→ **STATED TASK**:
Keep every line where the word "cities" appears; drop the rest.

Dataset listings of figures:

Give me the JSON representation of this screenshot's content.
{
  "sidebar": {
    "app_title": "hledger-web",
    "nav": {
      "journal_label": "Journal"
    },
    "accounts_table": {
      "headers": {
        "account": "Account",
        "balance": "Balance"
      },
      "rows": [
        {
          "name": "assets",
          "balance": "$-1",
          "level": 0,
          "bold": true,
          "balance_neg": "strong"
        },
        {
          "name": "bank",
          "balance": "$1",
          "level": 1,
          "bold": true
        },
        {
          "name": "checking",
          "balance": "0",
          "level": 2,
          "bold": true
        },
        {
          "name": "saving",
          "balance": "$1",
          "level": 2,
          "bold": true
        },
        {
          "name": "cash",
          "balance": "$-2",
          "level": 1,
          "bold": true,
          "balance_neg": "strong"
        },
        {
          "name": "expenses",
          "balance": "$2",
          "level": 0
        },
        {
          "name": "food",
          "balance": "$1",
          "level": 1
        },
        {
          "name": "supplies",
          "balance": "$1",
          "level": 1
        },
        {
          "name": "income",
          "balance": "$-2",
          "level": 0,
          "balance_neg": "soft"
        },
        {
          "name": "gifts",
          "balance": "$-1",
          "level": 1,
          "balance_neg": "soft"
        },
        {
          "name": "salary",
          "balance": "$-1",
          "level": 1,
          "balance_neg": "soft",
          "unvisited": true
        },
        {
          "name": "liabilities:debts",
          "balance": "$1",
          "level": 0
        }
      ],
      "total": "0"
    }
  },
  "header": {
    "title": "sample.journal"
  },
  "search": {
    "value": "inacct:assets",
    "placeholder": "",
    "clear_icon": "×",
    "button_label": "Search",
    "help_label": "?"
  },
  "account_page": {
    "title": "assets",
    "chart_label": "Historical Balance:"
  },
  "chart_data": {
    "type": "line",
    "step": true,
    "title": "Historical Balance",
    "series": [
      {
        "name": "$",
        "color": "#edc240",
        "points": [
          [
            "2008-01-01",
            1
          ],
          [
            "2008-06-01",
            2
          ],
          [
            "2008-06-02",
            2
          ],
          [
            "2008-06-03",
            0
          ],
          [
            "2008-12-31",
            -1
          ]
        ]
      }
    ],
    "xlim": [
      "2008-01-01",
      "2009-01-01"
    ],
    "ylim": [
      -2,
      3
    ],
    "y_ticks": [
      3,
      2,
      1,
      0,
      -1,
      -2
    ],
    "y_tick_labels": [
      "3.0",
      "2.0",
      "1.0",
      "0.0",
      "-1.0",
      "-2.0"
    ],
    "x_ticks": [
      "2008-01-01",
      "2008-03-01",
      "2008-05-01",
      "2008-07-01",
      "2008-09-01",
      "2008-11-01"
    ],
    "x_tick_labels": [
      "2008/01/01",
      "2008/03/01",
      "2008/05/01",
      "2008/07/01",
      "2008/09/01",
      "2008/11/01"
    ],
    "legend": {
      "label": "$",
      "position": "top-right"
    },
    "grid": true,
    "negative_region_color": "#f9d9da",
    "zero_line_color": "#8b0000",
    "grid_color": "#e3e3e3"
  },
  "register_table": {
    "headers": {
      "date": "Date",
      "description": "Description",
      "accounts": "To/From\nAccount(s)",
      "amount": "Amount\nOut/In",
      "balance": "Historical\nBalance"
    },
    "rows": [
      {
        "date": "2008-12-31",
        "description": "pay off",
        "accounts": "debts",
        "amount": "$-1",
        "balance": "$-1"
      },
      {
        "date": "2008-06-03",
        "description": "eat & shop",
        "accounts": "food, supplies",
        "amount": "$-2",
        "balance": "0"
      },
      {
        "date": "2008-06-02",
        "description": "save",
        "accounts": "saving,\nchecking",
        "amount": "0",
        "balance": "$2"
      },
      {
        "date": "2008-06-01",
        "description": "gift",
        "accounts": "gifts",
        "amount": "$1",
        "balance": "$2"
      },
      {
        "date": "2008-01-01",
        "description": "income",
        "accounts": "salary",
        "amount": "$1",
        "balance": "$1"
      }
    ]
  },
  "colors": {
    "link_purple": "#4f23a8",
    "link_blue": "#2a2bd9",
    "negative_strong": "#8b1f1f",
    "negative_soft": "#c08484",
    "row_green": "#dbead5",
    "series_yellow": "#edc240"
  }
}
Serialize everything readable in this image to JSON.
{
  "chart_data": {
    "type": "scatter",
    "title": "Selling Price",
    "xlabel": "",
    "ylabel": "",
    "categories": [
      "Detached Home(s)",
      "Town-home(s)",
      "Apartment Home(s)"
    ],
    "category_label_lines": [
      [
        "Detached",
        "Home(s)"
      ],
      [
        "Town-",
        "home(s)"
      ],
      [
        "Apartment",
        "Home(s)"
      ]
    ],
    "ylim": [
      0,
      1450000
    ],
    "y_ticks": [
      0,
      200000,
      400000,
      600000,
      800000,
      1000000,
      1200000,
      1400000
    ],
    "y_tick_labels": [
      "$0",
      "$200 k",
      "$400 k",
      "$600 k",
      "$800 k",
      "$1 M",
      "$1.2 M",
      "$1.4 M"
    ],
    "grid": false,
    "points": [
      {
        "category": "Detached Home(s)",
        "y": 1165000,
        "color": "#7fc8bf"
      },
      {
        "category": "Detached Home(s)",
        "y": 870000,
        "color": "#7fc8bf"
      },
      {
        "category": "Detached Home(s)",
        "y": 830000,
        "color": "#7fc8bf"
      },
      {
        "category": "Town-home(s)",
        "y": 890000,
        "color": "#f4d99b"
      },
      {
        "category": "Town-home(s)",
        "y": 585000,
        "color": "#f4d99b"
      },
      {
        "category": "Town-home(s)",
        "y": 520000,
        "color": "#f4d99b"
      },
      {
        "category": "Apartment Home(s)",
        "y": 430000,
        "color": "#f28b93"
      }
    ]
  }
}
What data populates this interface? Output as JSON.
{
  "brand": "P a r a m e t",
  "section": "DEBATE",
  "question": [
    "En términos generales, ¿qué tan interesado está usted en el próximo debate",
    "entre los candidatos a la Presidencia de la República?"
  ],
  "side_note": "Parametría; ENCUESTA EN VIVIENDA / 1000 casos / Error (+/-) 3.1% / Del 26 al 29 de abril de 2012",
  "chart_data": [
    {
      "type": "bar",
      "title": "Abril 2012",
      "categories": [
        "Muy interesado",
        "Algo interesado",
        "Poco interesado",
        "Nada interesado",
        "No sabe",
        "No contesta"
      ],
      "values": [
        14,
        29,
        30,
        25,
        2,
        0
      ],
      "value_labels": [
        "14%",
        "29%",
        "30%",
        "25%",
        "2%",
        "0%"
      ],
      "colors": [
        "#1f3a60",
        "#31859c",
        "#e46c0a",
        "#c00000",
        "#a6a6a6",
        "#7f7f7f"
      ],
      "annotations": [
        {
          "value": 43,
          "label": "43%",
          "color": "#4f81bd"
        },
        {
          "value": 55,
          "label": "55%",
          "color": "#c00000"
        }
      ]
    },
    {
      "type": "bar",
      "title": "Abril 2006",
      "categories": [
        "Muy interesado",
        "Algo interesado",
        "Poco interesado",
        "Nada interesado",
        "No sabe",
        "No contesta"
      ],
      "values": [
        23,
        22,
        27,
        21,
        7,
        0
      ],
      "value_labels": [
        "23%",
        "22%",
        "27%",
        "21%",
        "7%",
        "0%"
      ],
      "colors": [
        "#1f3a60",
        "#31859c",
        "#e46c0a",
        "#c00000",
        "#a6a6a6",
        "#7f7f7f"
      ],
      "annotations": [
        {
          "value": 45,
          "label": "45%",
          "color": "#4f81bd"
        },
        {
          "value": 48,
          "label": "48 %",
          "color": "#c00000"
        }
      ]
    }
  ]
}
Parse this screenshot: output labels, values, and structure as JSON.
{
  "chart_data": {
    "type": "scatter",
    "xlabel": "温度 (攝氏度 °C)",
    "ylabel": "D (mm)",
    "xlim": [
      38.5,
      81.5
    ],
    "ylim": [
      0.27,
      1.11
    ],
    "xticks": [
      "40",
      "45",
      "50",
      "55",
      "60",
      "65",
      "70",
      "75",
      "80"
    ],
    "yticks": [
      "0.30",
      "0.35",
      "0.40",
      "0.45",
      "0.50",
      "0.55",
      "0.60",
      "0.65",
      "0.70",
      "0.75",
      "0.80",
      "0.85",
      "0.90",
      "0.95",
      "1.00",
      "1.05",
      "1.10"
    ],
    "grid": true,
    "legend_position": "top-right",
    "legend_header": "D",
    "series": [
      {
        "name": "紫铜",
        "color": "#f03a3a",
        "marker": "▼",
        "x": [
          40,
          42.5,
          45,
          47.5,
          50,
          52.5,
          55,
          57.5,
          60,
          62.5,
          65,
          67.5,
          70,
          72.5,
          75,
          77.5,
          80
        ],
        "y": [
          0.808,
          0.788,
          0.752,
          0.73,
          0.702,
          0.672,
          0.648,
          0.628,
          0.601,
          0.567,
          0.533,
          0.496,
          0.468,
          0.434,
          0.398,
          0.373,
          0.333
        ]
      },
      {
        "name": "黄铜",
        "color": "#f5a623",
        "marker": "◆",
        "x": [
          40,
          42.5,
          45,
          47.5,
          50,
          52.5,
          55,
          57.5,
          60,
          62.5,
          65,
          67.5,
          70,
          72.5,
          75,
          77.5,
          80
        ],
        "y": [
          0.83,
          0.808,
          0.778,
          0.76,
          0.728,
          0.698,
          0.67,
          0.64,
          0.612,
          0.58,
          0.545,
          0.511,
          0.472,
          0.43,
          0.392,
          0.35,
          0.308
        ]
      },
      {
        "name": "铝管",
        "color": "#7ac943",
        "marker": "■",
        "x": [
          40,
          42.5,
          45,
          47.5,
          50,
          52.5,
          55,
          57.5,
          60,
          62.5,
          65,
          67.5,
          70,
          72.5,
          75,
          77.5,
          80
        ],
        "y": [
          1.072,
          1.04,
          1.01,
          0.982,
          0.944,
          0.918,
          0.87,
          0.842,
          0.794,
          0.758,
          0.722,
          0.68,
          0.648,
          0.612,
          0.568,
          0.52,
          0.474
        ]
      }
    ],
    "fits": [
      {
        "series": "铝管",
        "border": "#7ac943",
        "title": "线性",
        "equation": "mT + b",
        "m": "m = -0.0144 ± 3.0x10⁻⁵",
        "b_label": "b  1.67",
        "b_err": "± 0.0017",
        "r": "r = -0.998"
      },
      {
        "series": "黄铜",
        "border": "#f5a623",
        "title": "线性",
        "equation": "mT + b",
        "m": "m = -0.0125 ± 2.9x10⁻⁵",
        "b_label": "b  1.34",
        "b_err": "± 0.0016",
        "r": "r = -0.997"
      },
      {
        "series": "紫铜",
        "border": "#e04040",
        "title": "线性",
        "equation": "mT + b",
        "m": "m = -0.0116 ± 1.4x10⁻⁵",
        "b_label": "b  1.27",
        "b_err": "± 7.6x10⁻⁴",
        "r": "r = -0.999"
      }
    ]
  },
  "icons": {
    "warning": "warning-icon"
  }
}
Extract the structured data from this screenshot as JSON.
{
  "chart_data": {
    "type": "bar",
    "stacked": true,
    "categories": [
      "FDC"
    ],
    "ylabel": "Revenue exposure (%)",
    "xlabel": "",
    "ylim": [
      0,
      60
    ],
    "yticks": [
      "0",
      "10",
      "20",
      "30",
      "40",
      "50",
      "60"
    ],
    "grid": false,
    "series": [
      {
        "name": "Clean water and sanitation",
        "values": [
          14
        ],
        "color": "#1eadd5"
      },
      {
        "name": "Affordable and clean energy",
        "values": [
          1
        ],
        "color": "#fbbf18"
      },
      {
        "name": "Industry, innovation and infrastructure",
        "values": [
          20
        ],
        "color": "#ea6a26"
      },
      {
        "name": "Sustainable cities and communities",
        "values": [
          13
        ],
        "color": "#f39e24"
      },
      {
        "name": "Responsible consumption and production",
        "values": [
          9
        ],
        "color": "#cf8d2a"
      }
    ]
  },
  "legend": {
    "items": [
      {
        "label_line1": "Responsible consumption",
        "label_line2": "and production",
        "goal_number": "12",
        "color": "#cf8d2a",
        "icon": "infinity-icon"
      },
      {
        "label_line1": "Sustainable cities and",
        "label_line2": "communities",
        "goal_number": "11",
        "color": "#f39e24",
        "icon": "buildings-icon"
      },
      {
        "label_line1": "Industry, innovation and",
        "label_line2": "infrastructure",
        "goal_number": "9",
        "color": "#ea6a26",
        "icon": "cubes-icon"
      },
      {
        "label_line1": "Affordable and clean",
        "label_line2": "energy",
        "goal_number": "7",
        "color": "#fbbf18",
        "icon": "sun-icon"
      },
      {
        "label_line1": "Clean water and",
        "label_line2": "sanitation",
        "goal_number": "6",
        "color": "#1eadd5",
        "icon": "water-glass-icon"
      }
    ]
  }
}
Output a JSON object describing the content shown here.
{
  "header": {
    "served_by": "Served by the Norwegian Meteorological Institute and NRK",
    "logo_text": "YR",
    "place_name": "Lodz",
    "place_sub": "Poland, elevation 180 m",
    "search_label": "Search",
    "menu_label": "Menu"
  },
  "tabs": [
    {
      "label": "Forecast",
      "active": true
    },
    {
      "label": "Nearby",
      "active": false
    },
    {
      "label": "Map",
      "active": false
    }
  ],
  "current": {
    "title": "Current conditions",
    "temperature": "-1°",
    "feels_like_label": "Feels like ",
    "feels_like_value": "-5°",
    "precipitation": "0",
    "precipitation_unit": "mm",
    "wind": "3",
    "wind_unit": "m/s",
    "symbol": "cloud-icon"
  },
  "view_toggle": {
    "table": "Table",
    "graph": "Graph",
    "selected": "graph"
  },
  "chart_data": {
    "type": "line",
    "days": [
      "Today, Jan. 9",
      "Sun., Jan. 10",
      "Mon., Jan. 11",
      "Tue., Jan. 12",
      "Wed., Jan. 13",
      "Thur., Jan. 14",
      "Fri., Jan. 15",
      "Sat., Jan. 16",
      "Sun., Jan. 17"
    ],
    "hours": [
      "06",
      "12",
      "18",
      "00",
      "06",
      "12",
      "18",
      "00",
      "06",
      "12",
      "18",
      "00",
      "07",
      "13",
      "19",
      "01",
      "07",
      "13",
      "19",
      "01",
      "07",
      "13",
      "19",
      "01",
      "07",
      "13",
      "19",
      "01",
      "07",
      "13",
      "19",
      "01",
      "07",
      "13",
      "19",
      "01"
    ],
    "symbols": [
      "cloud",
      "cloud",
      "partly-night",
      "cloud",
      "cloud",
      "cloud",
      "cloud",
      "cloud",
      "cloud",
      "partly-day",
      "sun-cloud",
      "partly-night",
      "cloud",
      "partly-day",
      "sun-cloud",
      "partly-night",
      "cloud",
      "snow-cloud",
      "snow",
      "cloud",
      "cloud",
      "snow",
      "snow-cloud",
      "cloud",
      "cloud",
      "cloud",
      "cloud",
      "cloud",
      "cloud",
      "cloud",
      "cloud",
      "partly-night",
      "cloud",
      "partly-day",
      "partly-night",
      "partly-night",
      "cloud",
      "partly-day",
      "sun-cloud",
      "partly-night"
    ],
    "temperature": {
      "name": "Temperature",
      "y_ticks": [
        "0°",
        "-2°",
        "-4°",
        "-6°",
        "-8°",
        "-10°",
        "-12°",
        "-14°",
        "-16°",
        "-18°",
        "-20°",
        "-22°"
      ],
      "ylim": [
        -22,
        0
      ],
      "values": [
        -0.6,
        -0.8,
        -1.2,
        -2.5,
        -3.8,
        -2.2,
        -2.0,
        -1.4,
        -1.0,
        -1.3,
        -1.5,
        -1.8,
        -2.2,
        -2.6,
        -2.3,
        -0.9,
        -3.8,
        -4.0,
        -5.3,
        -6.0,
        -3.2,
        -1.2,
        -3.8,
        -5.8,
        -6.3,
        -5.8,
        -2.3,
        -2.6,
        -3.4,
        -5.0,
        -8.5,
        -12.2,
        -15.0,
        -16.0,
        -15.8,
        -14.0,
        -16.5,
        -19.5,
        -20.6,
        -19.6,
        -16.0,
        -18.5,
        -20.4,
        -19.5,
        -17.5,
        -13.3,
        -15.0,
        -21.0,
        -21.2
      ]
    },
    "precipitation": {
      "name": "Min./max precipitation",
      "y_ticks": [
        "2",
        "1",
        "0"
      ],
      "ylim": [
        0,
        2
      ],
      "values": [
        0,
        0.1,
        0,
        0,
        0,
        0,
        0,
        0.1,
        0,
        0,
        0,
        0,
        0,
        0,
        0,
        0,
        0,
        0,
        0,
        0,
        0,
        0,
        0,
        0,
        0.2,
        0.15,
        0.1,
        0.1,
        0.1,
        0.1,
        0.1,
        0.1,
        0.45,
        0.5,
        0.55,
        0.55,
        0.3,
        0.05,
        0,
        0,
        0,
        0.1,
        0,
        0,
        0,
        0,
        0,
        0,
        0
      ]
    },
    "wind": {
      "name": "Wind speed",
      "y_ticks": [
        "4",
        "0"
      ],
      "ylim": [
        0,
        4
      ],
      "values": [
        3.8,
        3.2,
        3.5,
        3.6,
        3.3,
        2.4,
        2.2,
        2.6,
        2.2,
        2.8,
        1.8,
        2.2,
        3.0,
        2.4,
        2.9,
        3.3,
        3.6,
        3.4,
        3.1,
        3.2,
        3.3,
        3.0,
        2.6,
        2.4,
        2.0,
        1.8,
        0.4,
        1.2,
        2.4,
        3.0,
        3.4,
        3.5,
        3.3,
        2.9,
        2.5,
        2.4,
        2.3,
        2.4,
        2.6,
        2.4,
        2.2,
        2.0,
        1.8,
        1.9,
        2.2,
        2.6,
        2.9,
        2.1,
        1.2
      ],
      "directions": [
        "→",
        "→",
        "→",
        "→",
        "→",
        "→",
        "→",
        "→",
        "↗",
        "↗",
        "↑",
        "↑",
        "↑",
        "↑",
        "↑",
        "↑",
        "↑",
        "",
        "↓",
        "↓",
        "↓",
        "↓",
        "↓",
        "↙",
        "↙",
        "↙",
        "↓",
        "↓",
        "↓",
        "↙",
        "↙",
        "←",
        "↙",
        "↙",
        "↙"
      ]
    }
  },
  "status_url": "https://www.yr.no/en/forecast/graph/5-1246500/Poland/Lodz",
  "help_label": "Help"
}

→ **OUTPUT**:
        "name": "Sustainable cities and communities",
        "label_line1": "Sustainable cities and",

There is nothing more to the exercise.